### What you are asked to do
In the listing below, find every line containing "this" and copy it out.

### Stored rows
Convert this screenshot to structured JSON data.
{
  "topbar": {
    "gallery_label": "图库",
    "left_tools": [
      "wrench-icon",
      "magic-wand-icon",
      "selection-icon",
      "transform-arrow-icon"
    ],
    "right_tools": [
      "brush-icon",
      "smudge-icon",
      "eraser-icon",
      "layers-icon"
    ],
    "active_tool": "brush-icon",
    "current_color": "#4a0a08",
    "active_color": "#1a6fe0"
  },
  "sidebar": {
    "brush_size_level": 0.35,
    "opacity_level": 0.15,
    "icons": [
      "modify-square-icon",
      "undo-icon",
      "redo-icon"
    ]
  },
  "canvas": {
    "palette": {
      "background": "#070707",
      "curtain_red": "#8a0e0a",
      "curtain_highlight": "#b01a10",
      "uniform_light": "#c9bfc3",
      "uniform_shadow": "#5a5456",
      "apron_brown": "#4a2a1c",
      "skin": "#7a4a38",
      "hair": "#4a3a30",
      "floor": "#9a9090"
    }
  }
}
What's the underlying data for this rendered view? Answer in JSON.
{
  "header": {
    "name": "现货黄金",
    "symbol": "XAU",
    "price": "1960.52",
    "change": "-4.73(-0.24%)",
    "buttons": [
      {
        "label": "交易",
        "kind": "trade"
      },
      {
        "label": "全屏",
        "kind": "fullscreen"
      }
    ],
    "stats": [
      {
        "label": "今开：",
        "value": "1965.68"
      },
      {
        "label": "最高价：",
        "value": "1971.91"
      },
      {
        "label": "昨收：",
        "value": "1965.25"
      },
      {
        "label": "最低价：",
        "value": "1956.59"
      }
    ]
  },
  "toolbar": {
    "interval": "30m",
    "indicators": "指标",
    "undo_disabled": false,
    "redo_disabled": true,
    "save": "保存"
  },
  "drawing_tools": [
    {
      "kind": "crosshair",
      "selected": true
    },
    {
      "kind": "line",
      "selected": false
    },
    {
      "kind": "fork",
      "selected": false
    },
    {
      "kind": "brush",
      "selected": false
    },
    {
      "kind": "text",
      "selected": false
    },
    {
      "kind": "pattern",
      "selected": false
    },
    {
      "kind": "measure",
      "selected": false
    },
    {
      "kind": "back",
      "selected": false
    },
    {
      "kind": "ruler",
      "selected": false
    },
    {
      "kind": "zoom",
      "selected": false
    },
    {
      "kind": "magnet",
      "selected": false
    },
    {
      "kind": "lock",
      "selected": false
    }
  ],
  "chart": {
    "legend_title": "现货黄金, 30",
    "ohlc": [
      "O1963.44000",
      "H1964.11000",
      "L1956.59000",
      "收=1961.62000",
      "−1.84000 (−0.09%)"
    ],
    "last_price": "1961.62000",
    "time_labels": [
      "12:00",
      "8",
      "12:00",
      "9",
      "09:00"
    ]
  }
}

### Answer below
Convert this screenshot to structured JSON data.
What's the underlying data for this rendered view? Answer in JSON.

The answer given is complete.